- **DATASET ROWS**
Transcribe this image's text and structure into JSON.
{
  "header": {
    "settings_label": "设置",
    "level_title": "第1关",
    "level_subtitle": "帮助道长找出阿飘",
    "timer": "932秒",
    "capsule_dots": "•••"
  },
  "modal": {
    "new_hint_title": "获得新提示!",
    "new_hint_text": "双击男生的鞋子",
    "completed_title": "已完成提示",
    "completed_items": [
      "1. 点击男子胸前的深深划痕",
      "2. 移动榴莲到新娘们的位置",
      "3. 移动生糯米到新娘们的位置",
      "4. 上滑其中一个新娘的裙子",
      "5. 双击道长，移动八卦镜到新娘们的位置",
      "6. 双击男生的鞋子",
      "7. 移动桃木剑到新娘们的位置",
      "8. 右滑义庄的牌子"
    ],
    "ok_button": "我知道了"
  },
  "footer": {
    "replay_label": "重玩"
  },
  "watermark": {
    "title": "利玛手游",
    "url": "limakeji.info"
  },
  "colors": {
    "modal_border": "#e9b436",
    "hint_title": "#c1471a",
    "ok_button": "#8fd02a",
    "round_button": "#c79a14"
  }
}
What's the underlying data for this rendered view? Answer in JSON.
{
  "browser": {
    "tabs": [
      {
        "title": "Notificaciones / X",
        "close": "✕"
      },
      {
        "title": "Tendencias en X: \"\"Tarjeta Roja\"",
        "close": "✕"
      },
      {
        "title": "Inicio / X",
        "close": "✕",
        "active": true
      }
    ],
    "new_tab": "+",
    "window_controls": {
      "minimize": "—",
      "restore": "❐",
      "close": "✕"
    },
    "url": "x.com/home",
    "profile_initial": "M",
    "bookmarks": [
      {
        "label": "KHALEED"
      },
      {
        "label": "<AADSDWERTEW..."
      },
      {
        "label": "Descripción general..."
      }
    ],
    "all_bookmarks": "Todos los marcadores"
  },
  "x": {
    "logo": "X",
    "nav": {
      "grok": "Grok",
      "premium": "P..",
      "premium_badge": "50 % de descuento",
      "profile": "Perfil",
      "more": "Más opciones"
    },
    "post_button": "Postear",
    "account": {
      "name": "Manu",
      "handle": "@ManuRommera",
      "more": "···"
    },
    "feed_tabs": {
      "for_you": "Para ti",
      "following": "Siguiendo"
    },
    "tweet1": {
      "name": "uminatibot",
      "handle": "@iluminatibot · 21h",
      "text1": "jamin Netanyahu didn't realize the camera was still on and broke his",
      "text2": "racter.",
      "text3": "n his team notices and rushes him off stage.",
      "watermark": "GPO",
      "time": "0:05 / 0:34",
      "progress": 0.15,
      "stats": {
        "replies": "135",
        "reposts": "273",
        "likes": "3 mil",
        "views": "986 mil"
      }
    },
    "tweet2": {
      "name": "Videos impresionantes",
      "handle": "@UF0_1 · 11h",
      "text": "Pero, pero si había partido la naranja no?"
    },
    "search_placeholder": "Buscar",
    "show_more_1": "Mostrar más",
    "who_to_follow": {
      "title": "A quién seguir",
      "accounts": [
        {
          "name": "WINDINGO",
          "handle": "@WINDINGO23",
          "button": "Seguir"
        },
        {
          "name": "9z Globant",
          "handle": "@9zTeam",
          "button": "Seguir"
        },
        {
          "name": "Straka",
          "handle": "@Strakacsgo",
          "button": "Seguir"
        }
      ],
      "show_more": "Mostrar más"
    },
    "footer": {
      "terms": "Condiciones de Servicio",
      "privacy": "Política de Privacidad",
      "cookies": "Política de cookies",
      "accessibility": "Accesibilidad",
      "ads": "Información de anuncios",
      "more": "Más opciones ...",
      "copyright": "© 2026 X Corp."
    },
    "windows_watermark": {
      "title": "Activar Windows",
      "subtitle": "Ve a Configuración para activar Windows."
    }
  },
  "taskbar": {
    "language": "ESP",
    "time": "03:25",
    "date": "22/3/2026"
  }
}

- **AIM OF THE TASK**
Using the listing above, reproduce each line without omission.

- **RESPONSE FOR THIS EXERCISE**
Transcribe this image's text and structure into JSON.
{
  "header": {
    "settings_label": "设置",
    "level_title": "第1关",
    "level_subtitle": "帮助道长找出阿飘",
    "timer": "932秒",
    "capsule_dots": "•••"
  },
  "modal": {
    "new_hint_title": "获得新提示!",
    "new_hint_text": "双击男生的鞋子",
    "completed_title": "已完成提示",
    "completed_items": [
      "1. 点击男子胸前的深深划痕",
      "2. 移动榴莲到新娘们的位置",
      "3. 移动生糯米到新娘们的位置",
      "4. 上滑其中一个新娘的裙子",
      "5. 双击道长，移动八卦镜到新娘们的位置",
      "6. 双击男生的鞋子",
      "7. 移动桃木剑到新娘们的位置",
      "8. 右滑义庄的牌子"
    ],
    "ok_button": "我知道了"
  },
  "footer": {
    "replay_label": "重玩"
  },
  "watermark": {
    "title": "利玛手游",
    "url": "limakeji.info"
  },
  "colors": {
    "modal_border": "#e9b436",
    "hint_title": "#c1471a",
    "ok_button": "#8fd02a",
    "round_button": "#c79a14"
  }
}
What's the underlying data for this rendered view? Answer in JSON.
{
  "browser": {
    "tabs": [
      {
        "title": "Notificaciones / X",
        "close": "✕"
      },
      {
        "title": "Tendencias en X: \"\"Tarjeta Roja\"",
        "close": "✕"
      },
      {
        "title": "Inicio / X",
        "close": "✕",
        "active": true
      }
    ],
    "new_tab": "+",
    "window_controls": {
      "minimize": "—",
      "restore": "❐",
      "close": "✕"
    },
    "url": "x.com/home",
    "profile_initial": "M",
    "bookmarks": [
      {
        "label": "KHALEED"
      },
      {
        "label": "<AADSDWERTEW..."
      },
      {
        "label": "Descripción general..."
      }
    ],
    "all_bookmarks": "Todos los marcadores"
  },
  "x": {
    "logo": "X",
    "nav": {
      "grok": "Grok",
      "premium": "P..",
      "premium_badge": "50 % de descuento",
      "profile": "Perfil",
      "more": "Más opciones"
    },
    "post_button": "Postear",
    "account": {
      "name": "Manu",
      "handle": "@ManuRommera",
      "more": "···"
    },
    "feed_tabs": {
      "for_you": "Para ti",
      "following": "Siguiendo"
    },
    "tweet1": {
      "name": "uminatibot",
      "handle": "@iluminatibot · 21h",
      "text1": "jamin Netanyahu didn't realize the camera was still on and broke his",
      "text2": "racter.",
      "text3": "n his team notices and rushes him off stage.",
      "watermark": "GPO",
      "time": "0:05 / 0:34",
      "progress": 0.15,
      "stats": {
        "replies": "135",
        "reposts": "273",
        "likes": "3 mil",
        "views": "986 mil"
      }
    },
    "tweet2": {
      "name": "Videos impresionantes",
      "handle": "@UF0_1 · 11h",
      "text": "Pero, pero si había partido la naranja no?"
    },
    "search_placeholder": "Buscar",
    "show_more_1": "Mostrar más",
    "who_to_follow": {
      "title": "A quién seguir",
      "accounts": [
        {
          "name": "WINDINGO",
          "handle": "@WINDINGO23",
          "button": "Seguir"
        },
        {
          "name": "9z Globant",
          "handle": "@9zTeam",
          "button": "Seguir"
        },
        {
          "name": "Straka",
          "handle": "@Strakacsgo",
          "button": "Seguir"
        }
      ],
      "show_more": "Mostrar más"
    },
    "footer": {
      "terms": "Condiciones de Servicio",
      "privacy": "Política de Privacidad",
      "cookies": "Política de cookies",
      "accessibility": "Accesibilidad",
      "ads": "Información de anuncios",
      "more": "Más opciones ...",
      "copyright": "© 2026 X Corp."
    },
    "windows_watermark": {
      "title": "Activar Windows",
      "subtitle": "Ve a Configuración para activar Windows."
    }
  },
  "taskbar": {
    "language": "ESP",
    "time": "03:25",
    "date": "22/3/2026"
  }
}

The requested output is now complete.